Stored entries

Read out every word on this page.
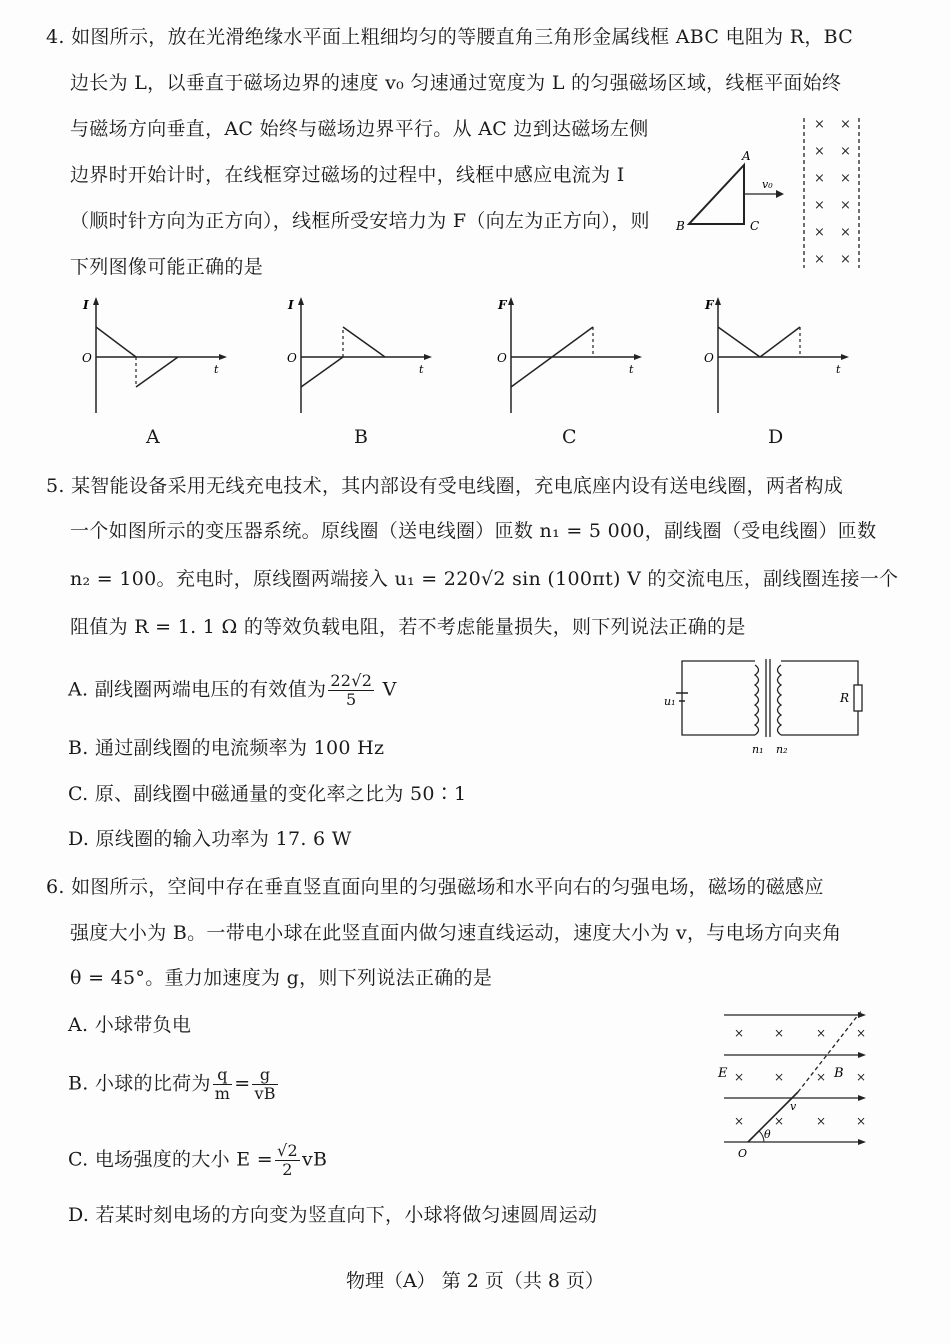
4. 如图所示，放在光滑绝缘水平面上粗细均匀的等腰直角三角形金属线框 ABC 电阻为 R，BC
边长为 L，以垂直于磁场边界的速度 v₀ 匀速通过宽度为 L 的匀强磁场区域，线框平面始终
与磁场方向垂直，AC 始终与磁场边界平行。从 AC 边到达磁场左侧
边界时开始计时，在线框穿过磁场的过程中，线框中感应电流为 I
（顺时针方向为正方向），线框所受安培力为 F（向左为正方向），则
下列图像可能正确的是
× ×
× ×
× ×
× ×
× ×
× ×
A
B	C
v₀
I
O
t
A
I
O
t
B
F
O
t
C
F
O
t
D
5. 某智能设备采用无线充电技术，其内部设有受电线圈，充电底座内设有送电线圈，两者构成
一个如图所示的变压器系统。原线圈（送电线圈）匝数 n₁ = 5 000，副线圈（受电线圈）匝数
n₂ = 100。充电时，原线圈两端接入 u₁ = 220√2 sin (100πt) V 的交流电压，副线圈连接一个
阻值为 R = 1. 1 Ω 的等效负载电阻，若不考虑能量损失，则下列说法正确的是
A. 副线圈两端电压的有效值为 $\frac{22√2}{5}$ V
B. 通过副线圈的电流频率为 100 Hz
C. 原、副线圈中磁通量的变化率之比为 50∶1
D. 原线圈的输入功率为 17. 6 W
u₁
n₁ n₂
R
6. 如图所示，空间中存在垂直竖直面向里的匀强磁场和水平向右的匀强电场，磁场的磁感应
强度大小为 B。一带电小球在此竖直面内做匀速直线运动，速度大小为 v，与电场方向夹角
θ = 45°。重力加速度为 g，则下列说法正确的是
A. 小球带负电
B. 小球的比荷为 $\frac{q}{m} = \frac{g}{vB}$
C. 电场强度的大小 $E = \frac{√2}{2}$ vB
D. 若某时刻电场的方向变为竖直向下，小球将做匀速圆周运动
× ×	× ×
× ×	× ×
× ×	× ×
E	B
v
θ
O
物理（A） 第 2 页（共 8 页）
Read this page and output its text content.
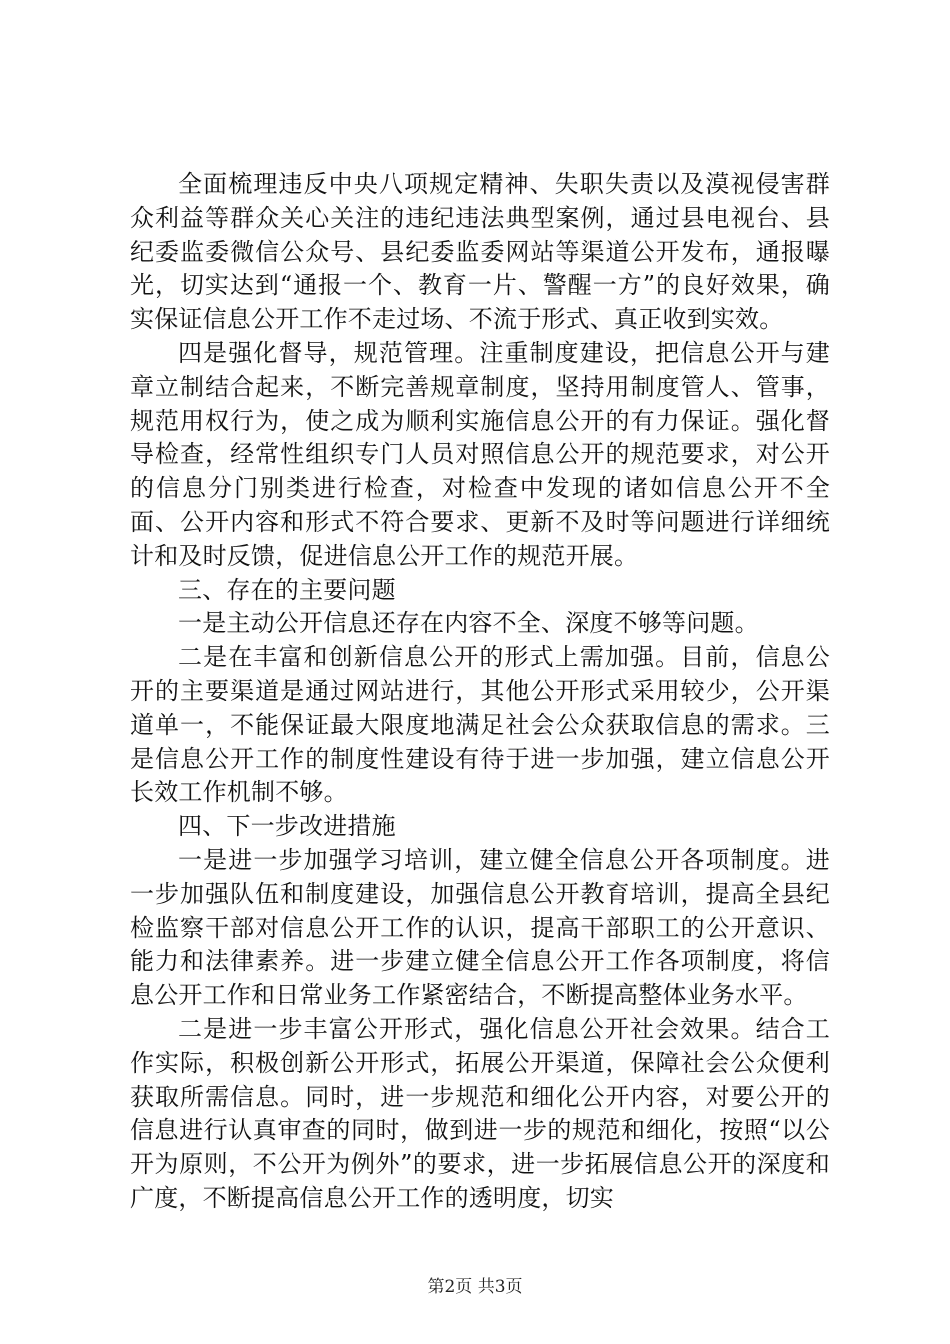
全面梳理违反中央八项规定精神、失职失责以及漠视侵害群众利益等群众关心关注的违纪违法典型案例，通过县电视台、县纪委监委微信公众号、县纪委监委网站等渠道公开发布，通报曝光，切实达到“通报一个、教育一片、警醒一方”的良好效果，确实保证信息公开工作不走过场、不流于形式、真正收到实效。

四是强化督导，规范管理。注重制度建设，把信息公开与建章立制结合起来，不断完善规章制度，坚持用制度管人、管事，规范用权行为，使之成为顺利实施信息公开的有力保证。强化督导检查，经常性组织专门人员对照信息公开的规范要求，对公开的信息分门别类进行检查，对检查中发现的诸如信息公开不全面、公开内容和形式不符合要求、更新不及时等问题进行详细统计和及时反馈，促进信息公开工作的规范开展。

三、存在的主要问题

一是主动公开信息还存在内容不全、深度不够等问题。

二是在丰富和创新信息公开的形式上需加强。目前，信息公开的主要渠道是通过网站进行，其他公开形式采用较少，公开渠道单一，不能保证最大限度地满足社会公众获取信息的需求。三是信息公开工作的制度性建设有待于进一步加强，建立信息公开长效工作机制不够。

四、下一步改进措施

一是进一步加强学习培训，建立健全信息公开各项制度。进一步加强队伍和制度建设，加强信息公开教育培训，提高全县纪检监察干部对信息公开工作的认识，提高干部职工的公开意识、能力和法律素养。进一步建立健全信息公开工作各项制度，将信息公开工作和日常业务工作紧密结合，不断提高整体业务水平。

二是进一步丰富公开形式，强化信息公开社会效果。结合工作实际，积极创新公开形式，拓展公开渠道，保障社会公众便利获取所需信息。同时，进一步规范和细化公开内容，对要公开的信息进行认真审查的同时，做到进一步的规范和细化，按照“以公开为原则，不公开为例外”的要求，进一步拓展信息公开的深度和广度，不断提高信息公开工作的透明度，切实

第2页 共3页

- [What you should do] Return every line holding the word "Read" from the records.

- [Answer to this problem]
Read out every word on this page.
Read this page and output its text content.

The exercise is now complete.